WHAT THE TASK ASKS: Output all records precisely as written.

GIVEN DATA:
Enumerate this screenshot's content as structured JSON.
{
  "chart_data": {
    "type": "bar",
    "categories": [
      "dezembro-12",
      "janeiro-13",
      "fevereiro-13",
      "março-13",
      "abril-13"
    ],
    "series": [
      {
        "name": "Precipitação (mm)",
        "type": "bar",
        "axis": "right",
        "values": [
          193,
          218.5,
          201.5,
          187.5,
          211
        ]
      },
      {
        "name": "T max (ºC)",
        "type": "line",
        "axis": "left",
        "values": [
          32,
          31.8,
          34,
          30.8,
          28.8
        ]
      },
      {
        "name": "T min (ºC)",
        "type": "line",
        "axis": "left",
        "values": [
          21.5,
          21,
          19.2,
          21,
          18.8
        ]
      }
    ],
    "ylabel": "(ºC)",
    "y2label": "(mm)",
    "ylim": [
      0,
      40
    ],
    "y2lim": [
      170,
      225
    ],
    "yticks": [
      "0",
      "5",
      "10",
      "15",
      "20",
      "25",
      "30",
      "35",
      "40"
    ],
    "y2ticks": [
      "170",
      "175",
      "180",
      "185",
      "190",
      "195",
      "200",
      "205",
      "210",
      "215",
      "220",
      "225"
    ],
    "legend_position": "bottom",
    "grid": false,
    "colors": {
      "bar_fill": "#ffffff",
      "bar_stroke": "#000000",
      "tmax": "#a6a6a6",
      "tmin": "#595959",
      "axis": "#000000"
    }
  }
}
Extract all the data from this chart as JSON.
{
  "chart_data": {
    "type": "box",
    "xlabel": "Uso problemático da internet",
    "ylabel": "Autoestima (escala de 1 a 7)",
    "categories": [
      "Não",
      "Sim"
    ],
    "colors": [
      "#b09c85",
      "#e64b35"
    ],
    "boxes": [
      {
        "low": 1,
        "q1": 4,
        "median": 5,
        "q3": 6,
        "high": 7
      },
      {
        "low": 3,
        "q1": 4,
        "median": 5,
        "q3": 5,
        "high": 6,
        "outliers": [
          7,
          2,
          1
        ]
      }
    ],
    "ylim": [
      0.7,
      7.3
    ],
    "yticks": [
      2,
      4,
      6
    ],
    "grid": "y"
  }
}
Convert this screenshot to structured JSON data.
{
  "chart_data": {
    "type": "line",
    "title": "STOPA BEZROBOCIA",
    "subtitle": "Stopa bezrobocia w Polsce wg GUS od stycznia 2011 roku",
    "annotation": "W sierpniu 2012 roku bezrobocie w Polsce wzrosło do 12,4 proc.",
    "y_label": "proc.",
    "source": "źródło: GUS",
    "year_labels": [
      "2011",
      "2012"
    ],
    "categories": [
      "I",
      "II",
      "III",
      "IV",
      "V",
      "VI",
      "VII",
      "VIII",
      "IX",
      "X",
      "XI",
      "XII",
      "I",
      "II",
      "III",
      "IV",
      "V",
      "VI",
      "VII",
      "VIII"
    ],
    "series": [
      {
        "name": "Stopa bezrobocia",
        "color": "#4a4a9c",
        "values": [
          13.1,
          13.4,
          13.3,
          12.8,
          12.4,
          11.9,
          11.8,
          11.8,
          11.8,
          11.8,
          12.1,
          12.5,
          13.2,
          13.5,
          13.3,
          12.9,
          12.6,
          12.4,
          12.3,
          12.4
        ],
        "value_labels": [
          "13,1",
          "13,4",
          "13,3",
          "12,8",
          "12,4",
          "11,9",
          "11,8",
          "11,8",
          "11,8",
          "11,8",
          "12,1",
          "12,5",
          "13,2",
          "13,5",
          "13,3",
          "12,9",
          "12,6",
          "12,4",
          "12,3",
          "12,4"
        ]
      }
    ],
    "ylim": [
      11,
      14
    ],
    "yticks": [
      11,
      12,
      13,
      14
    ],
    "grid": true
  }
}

FINAL ANSWER:
Enumerate this screenshot's content as structured JSON.
{
  "chart_data": {
    "type": "bar",
    "categories": [
      "dezembro-12",
      "janeiro-13",
      "fevereiro-13",
      "março-13",
      "abril-13"
    ],
    "series": [
      {
        "name": "Precipitação (mm)",
        "type": "bar",
        "axis": "right",
        "values": [
          193,
          218.5,
          201.5,
          187.5,
          211
        ]
      },
      {
        "name": "T max (ºC)",
        "type": "line",
        "axis": "left",
        "values": [
          32,
          31.8,
          34,
          30.8,
          28.8
        ]
      },
      {
        "name": "T min (ºC)",
        "type": "line",
        "axis": "left",
        "values": [
          21.5,
          21,
          19.2,
          21,
          18.8
        ]
      }
    ],
    "ylabel": "(ºC)",
    "y2label": "(mm)",
    "ylim": [
      0,
      40
    ],
    "y2lim": [
      170,
      225
    ],
    "yticks": [
      "0",
      "5",
      "10",
      "15",
      "20",
      "25",
      "30",
      "35",
      "40"
    ],
    "y2ticks": [
      "170",
      "175",
      "180",
      "185",
      "190",
      "195",
      "200",
      "205",
      "210",
      "215",
      "220",
      "225"
    ],
    "legend_position": "bottom",
    "grid": false,
    "colors": {
      "bar_fill": "#ffffff",
      "bar_stroke": "#000000",
      "tmax": "#a6a6a6",
      "tmin": "#595959",
      "axis": "#000000"
    }
  }
}
Extract all the data from this chart as JSON.
{
  "chart_data": {
    "type": "box",
    "xlabel": "Uso problemático da internet",
    "ylabel": "Autoestima (escala de 1 a 7)",
    "categories": [
      "Não",
      "Sim"
    ],
    "colors": [
      "#b09c85",
      "#e64b35"
    ],
    "boxes": [
      {
        "low": 1,
        "q1": 4,
        "median": 5,
        "q3": 6,
        "high": 7
      },
      {
        "low": 3,
        "q1": 4,
        "median": 5,
        "q3": 5,
        "high": 6,
        "outliers": [
          7,
          2,
          1
        ]
      }
    ],
    "ylim": [
      0.7,
      7.3
    ],
    "yticks": [
      2,
      4,
      6
    ],
    "grid": "y"
  }
}
Convert this screenshot to structured JSON data.
{
  "chart_data": {
    "type": "line",
    "title": "STOPA BEZROBOCIA",
    "subtitle": "Stopa bezrobocia w Polsce wg GUS od stycznia 2011 roku",
    "annotation": "W sierpniu 2012 roku bezrobocie w Polsce wzrosło do 12,4 proc.",
    "y_label": "proc.",
    "source": "źródło: GUS",
    "year_labels": [
      "2011",
      "2012"
    ],
    "categories": [
      "I",
      "II",
      "III",
      "IV",
      "V",
      "VI",
      "VII",
      "VIII",
      "IX",
      "X",
      "XI",
      "XII",
      "I",
      "II",
      "III",
      "IV",
      "V",
      "VI",
      "VII",
      "VIII"
    ],
    "series": [
      {
        "name": "Stopa bezrobocia",
        "color": "#4a4a9c",
        "values": [
          13.1,
          13.4,
          13.3,
          12.8,
          12.4,
          11.9,
          11.8,
          11.8,
          11.8,
          11.8,
          12.1,
          12.5,
          13.2,
          13.5,
          13.3,
          12.9,
          12.6,
          12.4,
          12.3,
          12.4
        ],
        "value_labels": [
          "13,1",
          "13,4",
          "13,3",
          "12,8",
          "12,4",
          "11,9",
          "11,8",
          "11,8",
          "11,8",
          "11,8",
          "12,1",
          "12,5",
          "13,2",
          "13,5",
          "13,3",
          "12,9",
          "12,6",
          "12,4",
          "12,3",
          "12,4"
        ]
      }
    ],
    "ylim": [
      11,
      14
    ],
    "yticks": [
      11,
      12,
      13,
      14
    ],
    "grid": true
  }
}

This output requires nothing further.